Check your understanding:
a) For the commentary on online rumors, decide whether each statement agrees with it: (i) Pan Shiyi said he intends to sue rumormongers; (ii) Facebook and Twitter are among the platforms it names; (iii) it places the 19th Party Congress in the spring. Answer yes or no for each and quote the words that settle it.
b) Echo word for word the stretch of the online-rumors commentary from "US social media platforms are descending" through "and business figures.".

Document passage:
§
Online rumors undermine credibility of US social media

By Liu Jianxi Source:Global Times Published: 2017/5/22 23:58:41

US social media platforms are descending into a hotbed of rumor, a sad truth that has to be admitted. China's real estate tycoon Pan Shiyi claimed recently that he will file a lawsuit against rumormongers for slander spread on US social media. A certain rumormonger is still active in US public opinion, lying through his teeth and deliberately stirring up troubles against Chinese society, even after being listed on an Interpol Red Notice. 

Facebook, Twitter and other Western social media platforms are gradually becoming a tool for people with ulterior motives to spread rumors. Under the cloak of freedom of speech, they wantonly trample on justice and spread unwarranted charges against Chinese political and business figures.

Some rumors have not only tarnished victims' reputation, but also defamed Beijing, interfered in China's internal affairs and may upset the 19th Party Congress of China to be held this fall.

US social media platforms are unilaterally allowing the rumormonger wanted by the Chinese government to speak out. This is not freedom of speech, but is pandering to online rumors. Washington, on the one hand, claims itself as a state under the rule of law, but, on the other, provides platforms for criminals to spread rumors. It is slapping itself in the face and tarnishing the concept of "rule of law."

Recently, unverified reports on the alleged ties between the 2016 US presidential campaign and Russian operatives have been widely circulated on US social media platforms, dragging the White House into unprecedented chaos.
§
[Document understanding data]
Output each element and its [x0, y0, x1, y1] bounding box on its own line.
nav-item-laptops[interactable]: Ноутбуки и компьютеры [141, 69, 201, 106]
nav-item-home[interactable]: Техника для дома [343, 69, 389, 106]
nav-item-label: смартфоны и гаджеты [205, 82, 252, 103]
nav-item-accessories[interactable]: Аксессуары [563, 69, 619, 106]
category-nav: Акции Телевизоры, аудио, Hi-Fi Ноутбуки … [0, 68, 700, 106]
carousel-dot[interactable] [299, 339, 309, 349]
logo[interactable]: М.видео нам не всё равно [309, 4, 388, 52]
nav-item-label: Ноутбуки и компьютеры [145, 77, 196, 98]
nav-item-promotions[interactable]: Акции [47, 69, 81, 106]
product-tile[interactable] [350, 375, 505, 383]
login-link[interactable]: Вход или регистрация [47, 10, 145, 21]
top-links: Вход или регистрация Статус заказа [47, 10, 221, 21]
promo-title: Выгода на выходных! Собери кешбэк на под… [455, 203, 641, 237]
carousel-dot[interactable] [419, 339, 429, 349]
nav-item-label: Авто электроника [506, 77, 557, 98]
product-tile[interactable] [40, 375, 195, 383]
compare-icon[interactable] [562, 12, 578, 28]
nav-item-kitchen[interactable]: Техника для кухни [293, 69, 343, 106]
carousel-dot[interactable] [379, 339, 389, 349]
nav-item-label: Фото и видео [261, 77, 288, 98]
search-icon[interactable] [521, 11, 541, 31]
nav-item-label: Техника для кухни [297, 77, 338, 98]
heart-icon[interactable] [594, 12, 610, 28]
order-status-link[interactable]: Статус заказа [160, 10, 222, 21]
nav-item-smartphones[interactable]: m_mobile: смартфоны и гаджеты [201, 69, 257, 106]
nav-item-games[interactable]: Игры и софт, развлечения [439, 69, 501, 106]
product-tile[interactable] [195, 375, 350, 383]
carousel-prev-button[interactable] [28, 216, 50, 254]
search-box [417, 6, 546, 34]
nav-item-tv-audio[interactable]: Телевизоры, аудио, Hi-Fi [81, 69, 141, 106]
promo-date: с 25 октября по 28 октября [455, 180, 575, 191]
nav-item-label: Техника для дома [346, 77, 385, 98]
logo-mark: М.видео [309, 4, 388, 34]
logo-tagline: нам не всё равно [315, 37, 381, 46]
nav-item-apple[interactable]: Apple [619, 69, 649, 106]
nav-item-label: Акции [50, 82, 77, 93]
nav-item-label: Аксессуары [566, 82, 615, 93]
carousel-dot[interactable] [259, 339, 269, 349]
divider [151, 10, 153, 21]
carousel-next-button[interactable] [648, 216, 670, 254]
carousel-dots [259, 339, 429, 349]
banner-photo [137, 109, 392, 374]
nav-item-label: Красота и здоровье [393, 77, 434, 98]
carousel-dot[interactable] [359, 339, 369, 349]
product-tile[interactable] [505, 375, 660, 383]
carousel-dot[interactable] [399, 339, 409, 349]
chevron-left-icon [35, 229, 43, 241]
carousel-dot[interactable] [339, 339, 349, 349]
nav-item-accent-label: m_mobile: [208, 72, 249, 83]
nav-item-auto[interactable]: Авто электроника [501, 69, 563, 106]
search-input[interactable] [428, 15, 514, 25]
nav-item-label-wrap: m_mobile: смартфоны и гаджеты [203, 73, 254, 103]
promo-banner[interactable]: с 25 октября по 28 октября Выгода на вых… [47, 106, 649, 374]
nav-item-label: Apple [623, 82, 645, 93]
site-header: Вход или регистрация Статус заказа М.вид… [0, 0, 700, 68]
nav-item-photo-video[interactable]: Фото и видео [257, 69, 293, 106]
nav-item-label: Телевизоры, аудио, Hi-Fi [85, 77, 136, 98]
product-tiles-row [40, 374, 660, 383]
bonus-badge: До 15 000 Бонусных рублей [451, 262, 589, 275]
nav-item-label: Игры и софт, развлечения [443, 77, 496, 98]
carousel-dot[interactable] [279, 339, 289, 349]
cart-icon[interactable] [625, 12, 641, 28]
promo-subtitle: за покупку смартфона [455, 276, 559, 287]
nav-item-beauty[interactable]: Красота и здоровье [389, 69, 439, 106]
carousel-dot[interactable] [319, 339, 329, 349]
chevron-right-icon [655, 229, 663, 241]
§
Results:
a)
(i) Yes: "China's real estate tycoon Pan Shiyi claimed recently that he will file a lawsuit against rumormongers for slander spread on US social media."
(ii) Yes: "Facebook, Twitter and other Western social media platforms are gradually becoming a tool for people with ulterior motives to spread rumors."
(iii) No: "may upset the 19th Party Congress of China to be held this fall."

b)
US social media platforms are descending into a hotbed of rumor, a sad truth that has to be admitted. China's real estate tycoon Pan Shiyi claimed recently that he will file a lawsuit against rumormongers for slander spread on US social media. A certain rumormonger is still active in US public opinion, lying through his teeth and deliberately stirring up troubles against Chinese society, even after being listed on an Interpol Red Notice. 

Facebook, Twitter and other Western social media platforms are gradually becoming a tool for people with ulterior motives to spread rumors. Under the cloak of freedom of speech, they wantonly trample on justice and spread unwarranted charges against Chinese political and business figures.